"Insurgem-se os apelantes quanto à decisão do tribunal a quo que julgou extinta a instância quanto ao Réu BES, SA, por inutilidade superveniente da lide na sequência da revogação da autorização para o exercício da atividade.
Aduzem os apelantes, neste circunspecto, os seguintes argumentos:
a.-O regime do Artigo 128º do CIRE não é extensível às demais ações declarativas;
b.-A natureza célere e urgente dos processos de insolvência é incompatível com a tramitação e a necessária ponderação de direitos litigiosos complexos ou especializados, como é o caso;
c.-Os artigos 50º, nº1 e 181º do CIRE devem ser interpretados no sentido de qua condição suspensiva pode ser a própria decisão judicial;
d.-Não existe qualquer violação do princípio da igualdade dos credores;
e.-Os Autores reclamaram o seu crédito, subjacente à presente ação, no processo de insolvência do BES.
O tribunal a quo fundamentou a decisão nestes termos:
«Nos termos do disposto no artº 4 nº1 a) do Regulamento do Conselho nº 1024/2013, cabe ao Banco Central Europeu, conceder e revogar a autorização para o exercício da atividade como instituição de crédito a instituições estabelecidas nos Estados Membros.
Nos termos do artº 8 nº2 do D.L. 199/2006 de 25/10 (alterado pelo D.L. nº 31-A/2012 de 10/02), a decisão e revogação de autorização para o exercício da atividade equivale à declaração de insolvência dessa entidade, que por não ter sido interposto recurso, nos termos do artº 263 do Tratado da União Europeia, nem anulada a deliberação do BCE, equivale à declaração de insolvência definitiva, da entidade bancária em apreço.
Com efeito dispõe este preceito legal que “O Tribunal de Justiça da União Europeia fiscaliza a legalidade dos atos legislativos, dos atos do Conselho, da Comissão e do Banco Central Europeu, que não sejam recomendações ou pareceres, e dos atos do Parlamento Europeu e do Conselho Europeu destinados a produzir efeitos jurídicos em relação a terceiros. O Tribunal fiscaliza também a legalidade dos atos dos órgãos ou organismos da União destinados a produzir efeitos jurídicos em relação a terceiros.
Para o efeito, o Tribunal é competente para conhecer dos recursos com fundamento em incompetência, violação de formalidades essenciais, violação dos Tratados ou de qualquer norma jurídica relativa à sua aplicação, ou em desvio de poder, interpostos por um Estado-Membro, pelo Parlamento Europeu, pelo Conselho ou pela Comissão.
* * *
• ENUNCIADO 1: Reproduza textualmente as linhas das entradas, desde o início destas até à linha que contém "100, 140, 119]", ambas incluídas.

• MATERIAL DO EXERCÍCIO:
* * *
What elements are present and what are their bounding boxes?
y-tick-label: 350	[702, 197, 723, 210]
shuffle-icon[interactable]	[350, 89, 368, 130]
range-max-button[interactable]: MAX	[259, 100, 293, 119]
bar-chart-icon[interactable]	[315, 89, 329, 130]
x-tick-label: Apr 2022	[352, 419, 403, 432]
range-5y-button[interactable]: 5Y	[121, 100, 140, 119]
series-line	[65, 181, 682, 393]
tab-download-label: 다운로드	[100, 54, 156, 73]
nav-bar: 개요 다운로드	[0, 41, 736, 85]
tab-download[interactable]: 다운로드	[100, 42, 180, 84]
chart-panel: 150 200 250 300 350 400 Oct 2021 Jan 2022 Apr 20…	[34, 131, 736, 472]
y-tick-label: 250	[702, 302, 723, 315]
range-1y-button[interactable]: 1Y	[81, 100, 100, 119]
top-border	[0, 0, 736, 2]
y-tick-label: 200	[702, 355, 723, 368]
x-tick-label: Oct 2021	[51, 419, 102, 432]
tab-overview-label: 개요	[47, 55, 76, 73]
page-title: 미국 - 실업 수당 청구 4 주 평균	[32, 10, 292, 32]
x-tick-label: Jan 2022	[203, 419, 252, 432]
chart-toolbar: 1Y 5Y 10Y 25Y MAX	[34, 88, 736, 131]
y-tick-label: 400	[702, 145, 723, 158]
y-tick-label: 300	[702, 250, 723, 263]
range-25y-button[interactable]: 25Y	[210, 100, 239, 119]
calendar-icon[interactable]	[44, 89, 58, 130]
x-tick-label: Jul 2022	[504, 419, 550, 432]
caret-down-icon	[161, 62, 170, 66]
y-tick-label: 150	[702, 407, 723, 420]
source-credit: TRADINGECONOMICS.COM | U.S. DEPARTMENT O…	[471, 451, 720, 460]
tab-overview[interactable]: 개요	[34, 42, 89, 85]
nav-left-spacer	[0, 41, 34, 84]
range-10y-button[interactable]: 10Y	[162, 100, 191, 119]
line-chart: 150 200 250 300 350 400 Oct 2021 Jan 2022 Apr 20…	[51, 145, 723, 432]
* * *
• ENUNCIADO 2:
Indique se cada uma das afirmações seguintes está de acordo com o documento de origem, respondendo sim ou não e citando literalmente as palavras do documento que o determinam.
(a) Cabe ao Banco Central Europeu conceder e revogar a autorização para o exercício da atividade como instituição de crédito.
(b) Os apelantes sustentam que houve violação do princípio da igualdade dos credores.
(c) O tribunal a quo julgou extinta a instância quanto ao Réu BES, SA, por inutilidade superveniente da lide.

• RESPOSTA COMPLETA 1:
What elements are present and what are their bounding boxes?
y-tick-label: 350	[702, 197, 723, 210]
shuffle-icon[interactable]	[350, 89, 368, 130]
range-max-button[interactable]: MAX	[259, 100, 293, 119]
bar-chart-icon[interactable]	[315, 89, 329, 130]
x-tick-label: Apr 2022	[352, 419, 403, 432]
range-5y-button[interactable]: 5Y	[121, 100, 140, 119]

• RESPOSTA COMPLETA 2:
(a) Sim: "cabe ao Banco Central Europeu, conceder e revogar a autorização para o exercício da atividade como instituição de crédito a instituições estabelecidas nos Estados Membros."
(b) Não: "Não existe qualquer violação do princípio da igualdade dos credores"
(c) Sim: "julgou extinta a instância quanto ao Réu BES, SA, por inutilidade superveniente da lide"